Below are the records; pull every line that includes "light".

# INPUT FOR THIS TASK
--
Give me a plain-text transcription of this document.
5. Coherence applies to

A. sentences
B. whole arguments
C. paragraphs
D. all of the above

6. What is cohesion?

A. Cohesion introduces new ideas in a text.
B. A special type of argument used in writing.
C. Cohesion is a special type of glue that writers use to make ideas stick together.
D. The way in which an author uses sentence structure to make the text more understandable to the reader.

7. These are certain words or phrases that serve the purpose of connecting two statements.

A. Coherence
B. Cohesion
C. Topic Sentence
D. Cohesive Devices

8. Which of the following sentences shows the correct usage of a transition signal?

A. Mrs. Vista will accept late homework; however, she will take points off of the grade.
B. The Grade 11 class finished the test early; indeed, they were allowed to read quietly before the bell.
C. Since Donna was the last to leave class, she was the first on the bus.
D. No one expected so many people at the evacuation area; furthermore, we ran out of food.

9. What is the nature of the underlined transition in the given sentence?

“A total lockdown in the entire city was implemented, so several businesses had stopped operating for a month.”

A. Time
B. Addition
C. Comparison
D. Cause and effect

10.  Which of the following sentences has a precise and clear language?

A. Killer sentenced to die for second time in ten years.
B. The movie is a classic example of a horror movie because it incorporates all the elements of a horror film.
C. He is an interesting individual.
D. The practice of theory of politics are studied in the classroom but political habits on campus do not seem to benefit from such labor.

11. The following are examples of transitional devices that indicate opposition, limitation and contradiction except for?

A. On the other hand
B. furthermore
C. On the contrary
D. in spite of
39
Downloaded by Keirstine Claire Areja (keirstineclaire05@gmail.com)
--
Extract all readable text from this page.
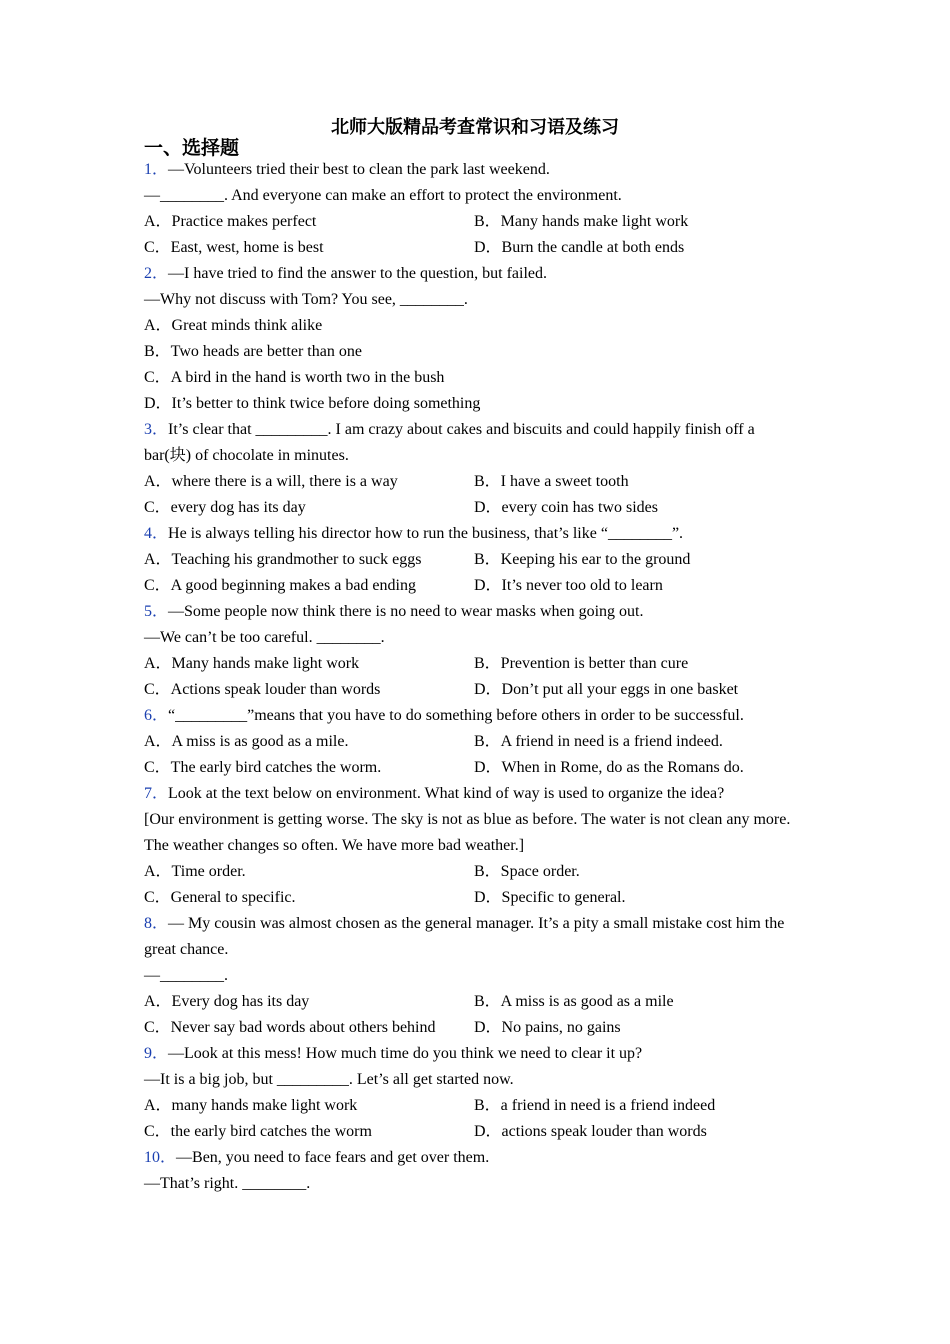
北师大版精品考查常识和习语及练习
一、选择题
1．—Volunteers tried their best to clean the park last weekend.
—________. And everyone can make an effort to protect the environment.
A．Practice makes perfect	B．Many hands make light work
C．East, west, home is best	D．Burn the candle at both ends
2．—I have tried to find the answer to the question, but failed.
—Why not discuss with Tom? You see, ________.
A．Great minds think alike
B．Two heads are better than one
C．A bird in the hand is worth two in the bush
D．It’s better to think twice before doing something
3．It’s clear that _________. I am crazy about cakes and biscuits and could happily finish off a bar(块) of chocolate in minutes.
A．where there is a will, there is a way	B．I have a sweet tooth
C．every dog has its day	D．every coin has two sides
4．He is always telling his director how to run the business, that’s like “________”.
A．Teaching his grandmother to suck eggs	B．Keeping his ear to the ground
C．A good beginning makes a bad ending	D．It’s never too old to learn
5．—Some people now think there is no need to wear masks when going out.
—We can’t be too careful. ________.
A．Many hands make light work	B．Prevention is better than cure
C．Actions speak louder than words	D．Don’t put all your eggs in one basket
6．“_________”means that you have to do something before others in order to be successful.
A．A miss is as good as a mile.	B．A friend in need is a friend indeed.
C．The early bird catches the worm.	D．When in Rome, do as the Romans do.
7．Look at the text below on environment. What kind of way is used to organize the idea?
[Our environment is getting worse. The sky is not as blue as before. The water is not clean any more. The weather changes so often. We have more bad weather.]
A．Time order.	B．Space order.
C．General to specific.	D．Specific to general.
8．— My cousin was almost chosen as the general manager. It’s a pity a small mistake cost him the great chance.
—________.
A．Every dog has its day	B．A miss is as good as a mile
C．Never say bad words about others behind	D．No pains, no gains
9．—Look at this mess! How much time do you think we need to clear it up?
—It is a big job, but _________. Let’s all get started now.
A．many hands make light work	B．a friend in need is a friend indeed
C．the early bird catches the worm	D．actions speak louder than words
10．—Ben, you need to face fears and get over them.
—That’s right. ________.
--
# ANSWER TO THE TASK
A．Practice makes perfect	B．Many hands make light work
A．Many hands make light work	B．Prevention is better than cure
A．many hands make light work	B．a friend in need is a friend indeed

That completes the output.